## EXERCISE PROMPT
Gather every line in the records below that contains the word "OccupancyGrid".

## RECORD EXTRACTS
** begin **

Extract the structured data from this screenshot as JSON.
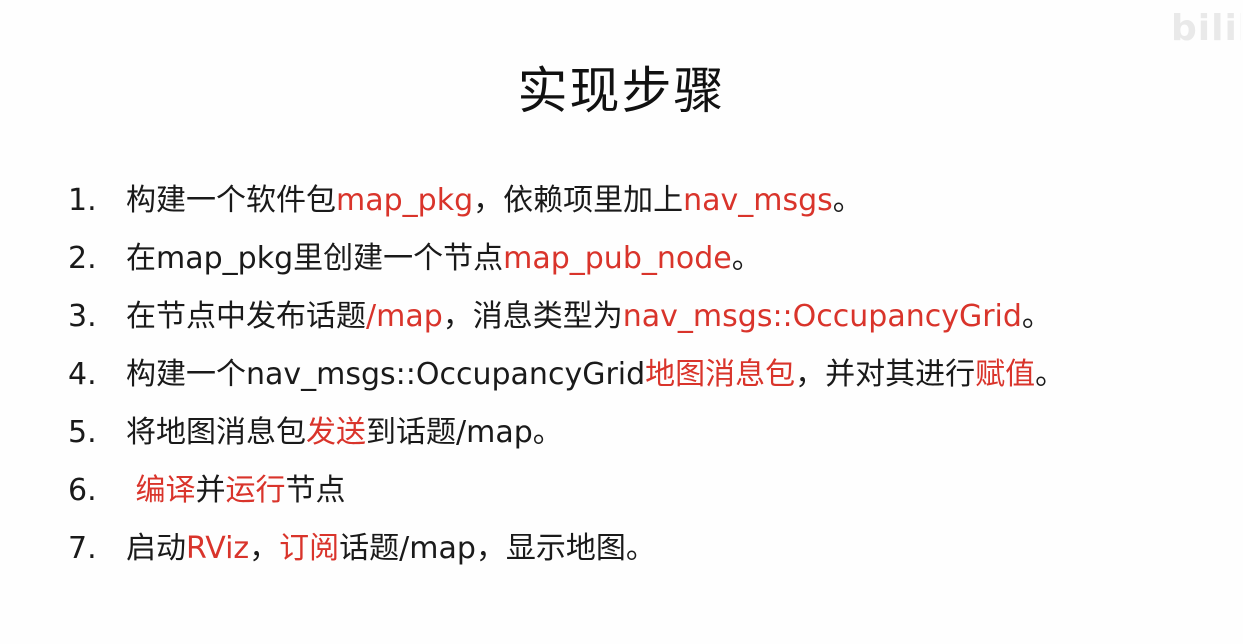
{
  "watermark": "bilibili",
  "title": "实现步骤",
  "steps": [
    {
      "num": "1.",
      "parts": [
        {
          "text": "构建一个软件包",
          "hl": false
        },
        {
          "text": "map_pkg",
          "hl": true
        },
        {
          "text": "，依赖项里加上",
          "hl": false
        },
        {
          "text": "nav_msgs",
          "hl": true
        },
        {
          "text": "。",
          "hl": false
        }
      ]
    },
    {
      "num": "2.",
      "parts": [
        {
          "text": "在map_pkg里创建一个节点",
          "hl": false
        },
        {
          "text": "map_pub_node",
          "hl": true
        },
        {
          "text": "。",
          "hl": false
        }
      ]
    },
    {
      "num": "3.",
      "parts": [
        {
          "text": "在节点中发布话题",
          "hl": false
        },
        {
          "text": "/map",
          "hl": true
        },
        {
          "text": "，消息类型为",
          "hl": false
        },
        {
          "text": "nav_msgs::OccupancyGrid",
          "hl": true
        },
        {
          "text": "。",
          "hl": false
        }
      ]
    },
    {
      "num": "4.",
      "parts": [
        {
          "text": "构建一个nav_msgs::OccupancyGrid",
          "hl": false
        },
        {
          "text": "地图消息包",
          "hl": true
        },
        {
          "text": "，并对其进行",
          "hl": false
        },
        {
          "text": "赋值",
          "hl": true
        },
        {
          "text": "。",
          "hl": false
        }
      ]
    },
    {
      "num": "5.",
      "parts": [
        {
          "text": "将地图消息包",
          "hl": false
        },
        {
          "text": "发送",
          "hl": true
        },
        {
          "text": "到话题/map。",
          "hl": false
        }
      ]
    },
    {
      "num": "6.",
      "parts": [
        {
          "text": " ",
          "hl": false
        },
        {
          "text": "编译",
          "hl": true
        },
        {
          "text": "并",
          "hl": false
        },
        {
          "text": "运行",
          "hl": true
        },
        {
          "text": "节点",
          "hl": false
        }
      ]
    },
    {
      "num": "7.",
      "parts": [
        {
          "text": "启动",
          "hl": false
        },
        {
          "text": "RViz",
          "hl": true
        },
        {
          "text": "，",
          "hl": false
        },
        {
          "text": "订阅",
          "hl": true
        },
        {
          "text": "话题/map，显示地图。",
          "hl": false
        }
      ]
    }
  ],
  "colors": {
    "text": "#1a1a1a",
    "highlight": "#d9342b"
  }
}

** end **

## RESULT OF THIS EXERCISE
          "text": "nav_msgs::OccupancyGrid",
          "text": "构建一个nav_msgs::OccupancyGrid",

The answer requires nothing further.